__SUPPLIED RECORDS__:
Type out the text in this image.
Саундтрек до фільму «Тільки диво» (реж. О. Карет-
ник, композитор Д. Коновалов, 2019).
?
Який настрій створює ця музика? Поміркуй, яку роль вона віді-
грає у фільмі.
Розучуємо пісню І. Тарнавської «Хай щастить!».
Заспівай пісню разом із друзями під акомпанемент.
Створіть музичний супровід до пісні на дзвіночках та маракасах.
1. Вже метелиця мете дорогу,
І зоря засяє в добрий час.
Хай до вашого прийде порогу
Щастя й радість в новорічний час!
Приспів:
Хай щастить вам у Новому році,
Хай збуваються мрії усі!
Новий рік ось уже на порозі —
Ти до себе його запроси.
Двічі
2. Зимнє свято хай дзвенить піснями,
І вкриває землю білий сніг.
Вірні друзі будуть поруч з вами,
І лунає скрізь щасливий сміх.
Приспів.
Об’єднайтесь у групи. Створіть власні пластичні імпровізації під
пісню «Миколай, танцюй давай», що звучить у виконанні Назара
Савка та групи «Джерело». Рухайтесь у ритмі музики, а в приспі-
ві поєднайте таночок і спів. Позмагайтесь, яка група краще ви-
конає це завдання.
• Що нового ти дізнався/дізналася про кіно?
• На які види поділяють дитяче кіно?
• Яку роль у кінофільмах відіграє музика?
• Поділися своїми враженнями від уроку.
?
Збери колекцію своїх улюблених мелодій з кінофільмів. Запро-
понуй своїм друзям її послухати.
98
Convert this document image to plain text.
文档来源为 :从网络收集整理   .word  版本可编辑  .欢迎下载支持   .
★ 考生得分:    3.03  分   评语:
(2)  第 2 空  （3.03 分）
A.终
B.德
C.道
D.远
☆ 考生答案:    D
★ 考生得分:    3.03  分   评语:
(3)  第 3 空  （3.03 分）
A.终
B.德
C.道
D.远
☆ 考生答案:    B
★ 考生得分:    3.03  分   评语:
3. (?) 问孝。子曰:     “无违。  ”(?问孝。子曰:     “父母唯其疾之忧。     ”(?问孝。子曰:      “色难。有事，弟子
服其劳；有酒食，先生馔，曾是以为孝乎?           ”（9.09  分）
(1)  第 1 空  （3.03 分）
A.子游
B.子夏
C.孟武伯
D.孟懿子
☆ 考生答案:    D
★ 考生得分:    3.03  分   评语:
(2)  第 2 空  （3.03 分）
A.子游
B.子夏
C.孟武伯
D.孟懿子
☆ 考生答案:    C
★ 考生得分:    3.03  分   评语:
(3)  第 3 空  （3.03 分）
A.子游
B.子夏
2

__REQUIRED WORK__: Using the material above, print every entry exactly as written.

__RESPONSE TO THE EXERCISE__:
Type out the text in this image.
Саундтрек до фільму «Тільки диво» (реж. О. Карет-
ник, композитор Д. Коновалов, 2019).
?
Який настрій створює ця музика? Поміркуй, яку роль вона віді-
грає у фільмі.
Розучуємо пісню І. Тарнавської «Хай щастить!».
Заспівай пісню разом із друзями під акомпанемент.
Створіть музичний супровід до пісні на дзвіночках та маракасах.
1. Вже метелиця мете дорогу,
І зоря засяє в добрий час.
Хай до вашого прийде порогу
Щастя й радість в новорічний час!
Приспів:
Хай щастить вам у Новому році,
Хай збуваються мрії усі!
Новий рік ось уже на порозі —
Ти до себе його запроси.
Двічі
2. Зимнє свято хай дзвенить піснями,
І вкриває землю білий сніг.
Вірні друзі будуть поруч з вами,
І лунає скрізь щасливий сміх.
Приспів.
Об’єднайтесь у групи. Створіть власні пластичні імпровізації під
пісню «Миколай, танцюй давай», що звучить у виконанні Назара
Савка та групи «Джерело». Рухайтесь у ритмі музики, а в приспі-
ві поєднайте таночок і спів. Позмагайтесь, яка група краще ви-
конає це завдання.
• Що нового ти дізнався/дізналася про кіно?
• На які види поділяють дитяче кіно?
• Яку роль у кінофільмах відіграє музика?
• Поділися своїми враженнями від уроку.
?
Збери колекцію своїх улюблених мелодій з кінофільмів. Запро-
понуй своїм друзям її послухати.
98
Convert this document image to plain text.
文档来源为 :从网络收集整理   .word  版本可编辑  .欢迎下载支持   .
★ 考生得分:    3.03  分   评语:
(2)  第 2 空  （3.03 分）
A.终
B.德
C.道
D.远
☆ 考生答案:    D
★ 考生得分:    3.03  分   评语:
(3)  第 3 空  （3.03 分）
A.终
B.德
C.道
D.远
☆ 考生答案:    B
★ 考生得分:    3.03  分   评语:
3. (?) 问孝。子曰:     “无违。  ”(?问孝。子曰:     “父母唯其疾之忧。     ”(?问孝。子曰:      “色难。有事，弟子
服其劳；有酒食，先生馔，曾是以为孝乎?           ”（9.09  分）
(1)  第 1 空  （3.03 分）
A.子游
B.子夏
C.孟武伯
D.孟懿子
☆ 考生答案:    D
★ 考生得分:    3.03  分   评语:
(2)  第 2 空  （3.03 分）
A.子游
B.子夏
C.孟武伯
D.孟懿子
☆ 考生答案:    C
★ 考生得分:    3.03  分   评语:
(3)  第 3 空  （3.03 分）
A.子游
B.子夏
2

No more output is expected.